Pictures do not belong in the copy. Return all of the entries exactly.

◆ **Records for this task**
********

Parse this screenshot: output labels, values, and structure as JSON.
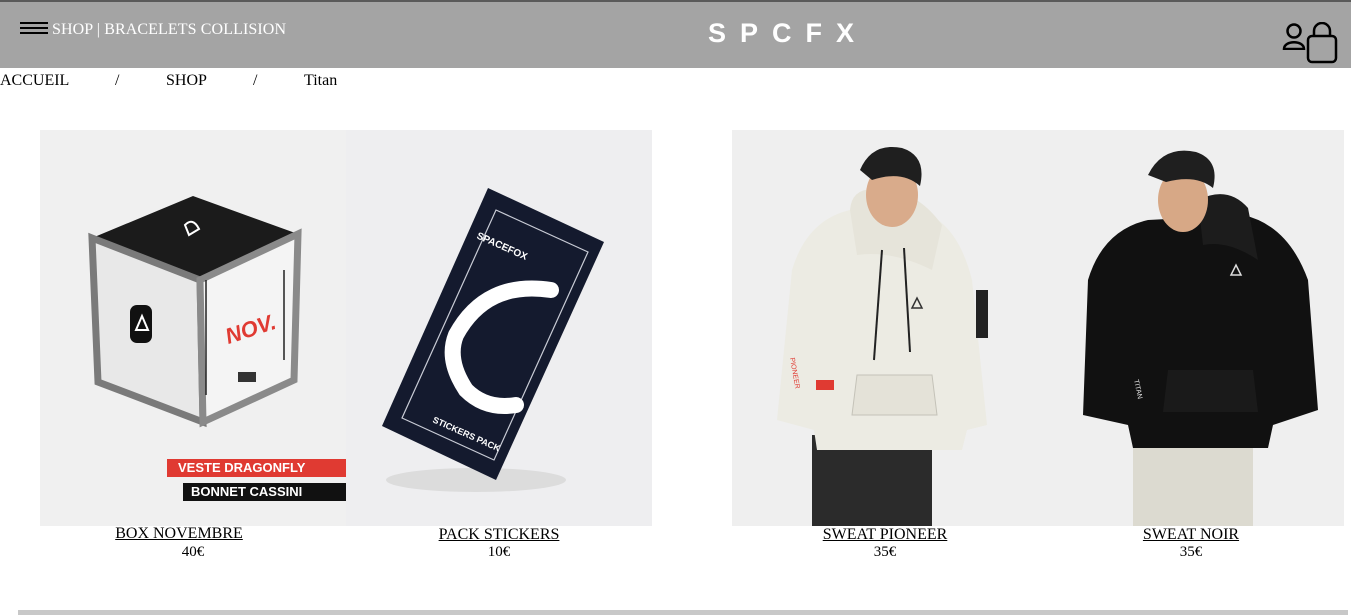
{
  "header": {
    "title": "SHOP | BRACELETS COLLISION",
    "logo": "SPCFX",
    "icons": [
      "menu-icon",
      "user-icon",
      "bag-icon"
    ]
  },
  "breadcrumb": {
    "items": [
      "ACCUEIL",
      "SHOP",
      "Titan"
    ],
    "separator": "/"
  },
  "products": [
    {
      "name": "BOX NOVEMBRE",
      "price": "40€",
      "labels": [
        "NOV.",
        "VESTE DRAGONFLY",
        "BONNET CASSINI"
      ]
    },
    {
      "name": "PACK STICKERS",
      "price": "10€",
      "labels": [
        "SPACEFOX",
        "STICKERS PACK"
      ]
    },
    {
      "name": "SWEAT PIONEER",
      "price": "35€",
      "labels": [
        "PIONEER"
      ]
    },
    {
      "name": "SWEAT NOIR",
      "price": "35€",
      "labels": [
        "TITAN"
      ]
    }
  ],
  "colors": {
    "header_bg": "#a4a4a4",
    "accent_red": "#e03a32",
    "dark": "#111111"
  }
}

********

◆ **Solution**
Parse this screenshot: output labels, values, and structure as JSON.
{
  "header": {
    "title": "SHOP | BRACELETS COLLISION",
    "logo": "SPCFX",
    "icons": [
      "menu-icon",
      "user-icon",
      "bag-icon"
    ]
  },
  "breadcrumb": {
    "items": [
      "ACCUEIL",
      "SHOP",
      "Titan"
    ],
    "separator": "/"
  },
  "products": [
    {
      "name": "BOX NOVEMBRE",
      "price": "40€",
      "labels": [
        "NOV.",
        "VESTE DRAGONFLY",
        "BONNET CASSINI"
      ]
    },
    {
      "name": "PACK STICKERS",
      "price": "10€",
      "labels": [
        "SPACEFOX",
        "STICKERS PACK"
      ]
    },
    {
      "name": "SWEAT PIONEER",
      "price": "35€",
      "labels": [
        "PIONEER"
      ]
    },
    {
      "name": "SWEAT NOIR",
      "price": "35€",
      "labels": [
        "TITAN"
      ]
    }
  ],
  "colors": {
    "header_bg": "#a4a4a4",
    "accent_red": "#e03a32",
    "dark": "#111111"
  }
}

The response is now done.